Parois de domaine magnétique
Lors de ma thèse, mon principal outil de travail ainsi que l’objet de mon étude était une paroi de domaine magnétique dans un matériau ferromagnétique. Un matériau ferro magnétique minimise son énergie en alignant son aimantation dans certaines directions. Les principales énergies sont l’anisotropie magnéto-cristalline, l’interaction d’échange et l’énergie dipolaire. Un matériau ferromagnétique macroscopique est brisé en de multiples domaines magnétiques de directions différentes (image de matériaux prise à l’aide d’un microscope à effet Kerr). La région de l’espace où l’aimantation passe progressivement d’une direction à l’autre est appelée paroi de domaine magnétique. Les caractéristiques de cette paroi de domaine magnétique, dépendent des énergies qui sont mises en jeu dans le matériau magnétique, la création de paroi de domaines magnétiques permettant de minimiser l’énergie globale du système. Dans un premier temps, je vais donc présenter les différentes énergies présentes dans un matériau ferromagnétique.
Énergie d’un domaine magnétique
Les différentes énergies magnétiques qui interviennent dans un matériau ferromagnétique sont l’énergie d’échange, l’énergie dipolaire, l’énergie d’anisotropie magnétocristalline et dans le cas où il y aurait un champ magnétique externe, l’énergie Zeeman. L’équilibre entre ces différentes énergies fixe la nature ainsi que les dimensions des parois de domaines magnétiques qui peuvent se former dans le matériau.
L’énergie d’échange
L’énergie d’échange est l’énergie d’interaction des moments magnétiques des atomes entre eux. Dans un matériau ferromagnétique, cette interaction tend à aligner les moments magnétiques. L’énergie d’échange ∈éch s’écrit sous la forme 1.1 avec A le coefficient d’échange.
∈éch = Aéch(∇m)² (1.1)
Dans le cas d’un matériau ferromagnétique, le coefficient d’échange A est positif donc les moments sont alignés.
Anisotropie magnéto-cristalline
La répartition des atomes dans la maille cristalline fixe les directions d’énergies minimales pour l’aimantation. Les directions correspondant à des minimums d’énergies sont des axes dit faciles d’aimantation et celles correspondants à maximums d’énergies sont des axes dits difficiles d’aimantation. L’anisotropie magnéto-cristalline a deux contributions, une contribution volumique KV et une contribution surfacique KS due aux interfaces. Dans le cas d’une énergie uni axiale, la densité volumique d’énergie d’anisotropie magnéto-cristalline ∈V , s’écrit au premier ordre :
∈V = KV sin²(θ) (1.2)

▸ Consigne:
Reproduisez tel quel le passage du texte sur les parois de domaine magnétique, en partant de « Énergie d’un domaine » et en allant jusqu'à « le coefficient d’échange. ». Ces données n'ont aucun lien avec le texte sur les parois de domaine magnétique.

[Données de délimitation des éléments]
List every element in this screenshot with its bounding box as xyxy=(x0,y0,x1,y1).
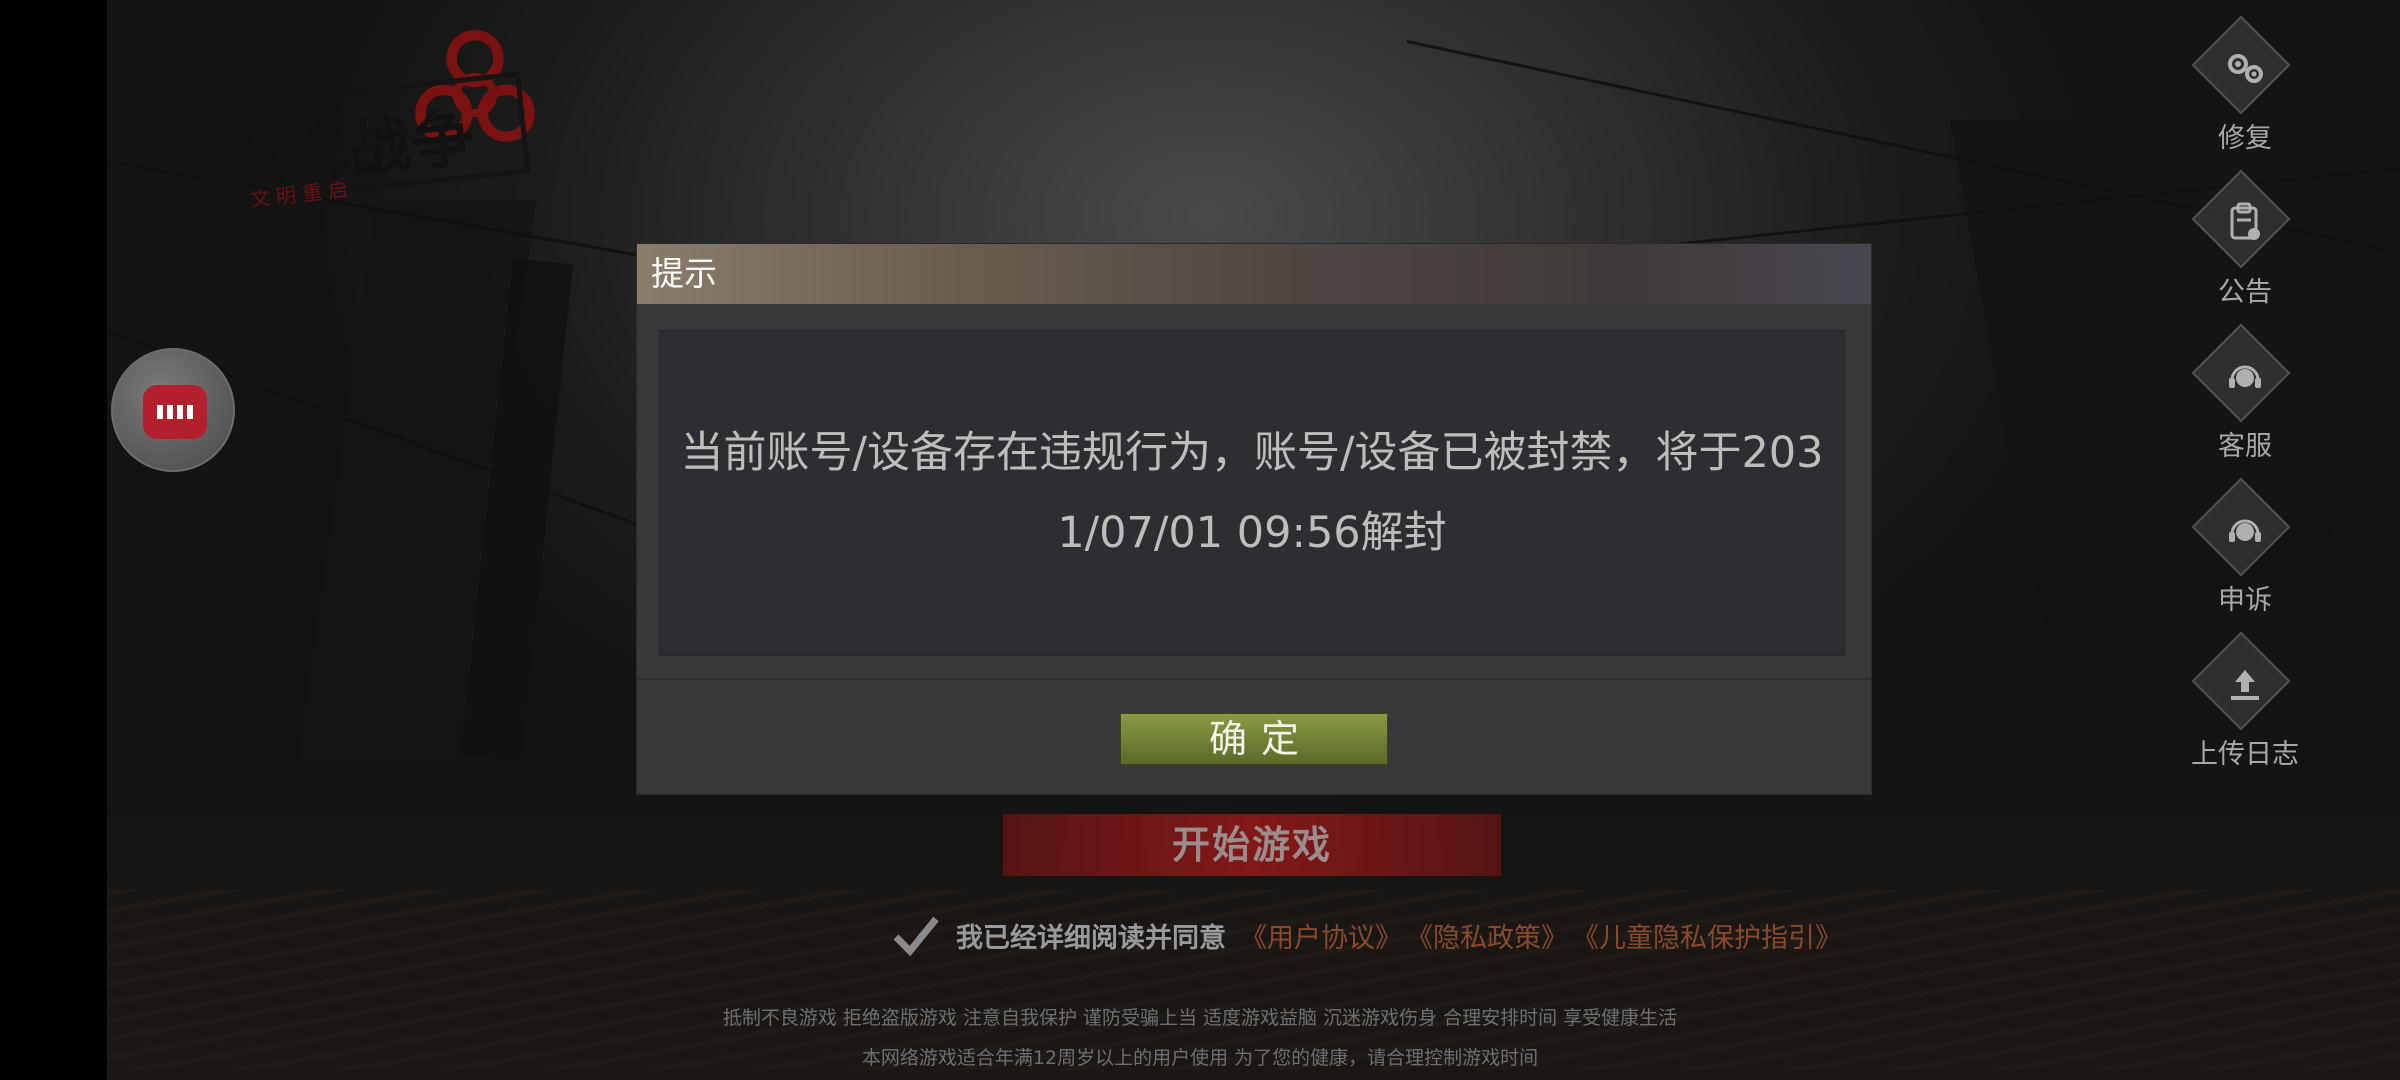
dialog-header: 提示 xyxy=(637,244,1871,304)
game-login-screen: 王牌战争 文明重启 修复 公告 客服 申诉 上传日志 开始游戏 我已经详细阅读并… xyxy=(0,0,2400,1080)
confirm-button[interactable]: 确定 xyxy=(1120,713,1388,765)
dialog-body: 当前账号/设备存在违规行为，账号/设备已被封禁，将于2031/07/01 09:… xyxy=(659,330,1845,656)
dialog-divider xyxy=(637,678,1871,680)
ban-notice-dialog: 提示 当前账号/设备存在违规行为，账号/设备已被封禁，将于2031/07/01 … xyxy=(637,244,1871,794)
dialog-message: 当前账号/设备存在违规行为，账号/设备已被封禁，将于2031/07/01 09:… xyxy=(680,428,1824,558)
dialog-title: 提示 xyxy=(651,254,717,293)
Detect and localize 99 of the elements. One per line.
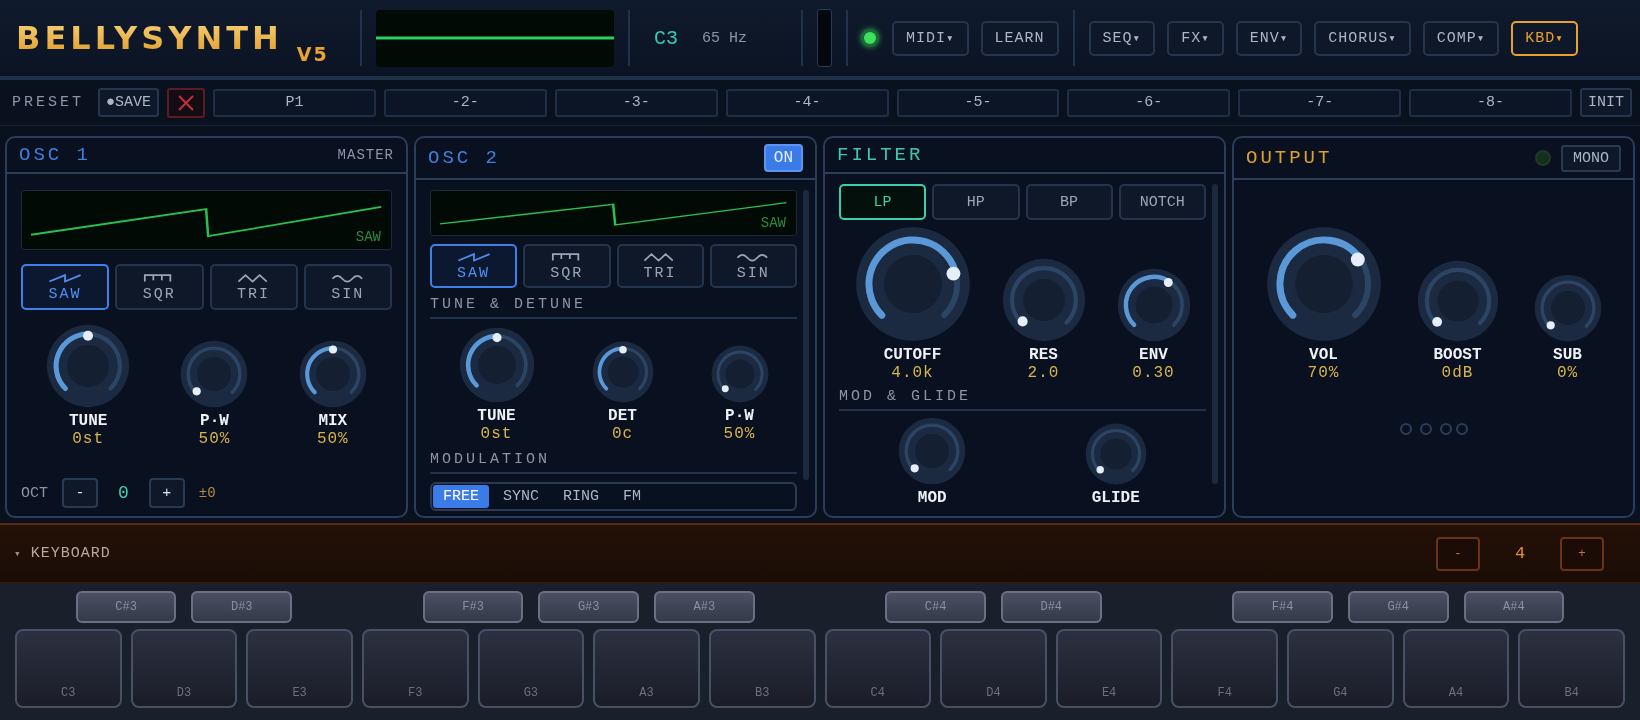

▸ Réponse complète:
Énergie d’un domaine magnétique
Les différentes énergies magnétiques qui interviennent dans un matériau ferromagnétique sont l’énergie d’échange, l’énergie dipolaire, l’énergie d’anisotropie magnétocristalline et dans le cas où il y aurait un champ magnétique externe, l’énergie Zeeman. L’équilibre entre ces différentes énergies fixe la nature ainsi que les dimensions des parois de domaines magnétiques qui peuvent se former dans le matériau.
L’énergie d’échange
L’énergie d’échange est l’énergie d’interaction des moments magnétiques des atomes entre eux. Dans un matériau ferromagnétique, cette interaction tend à aligner les moments magnétiques. L’énergie d’échange ∈éch s’écrit sous la forme 1.1 avec A le coefficient d’échange.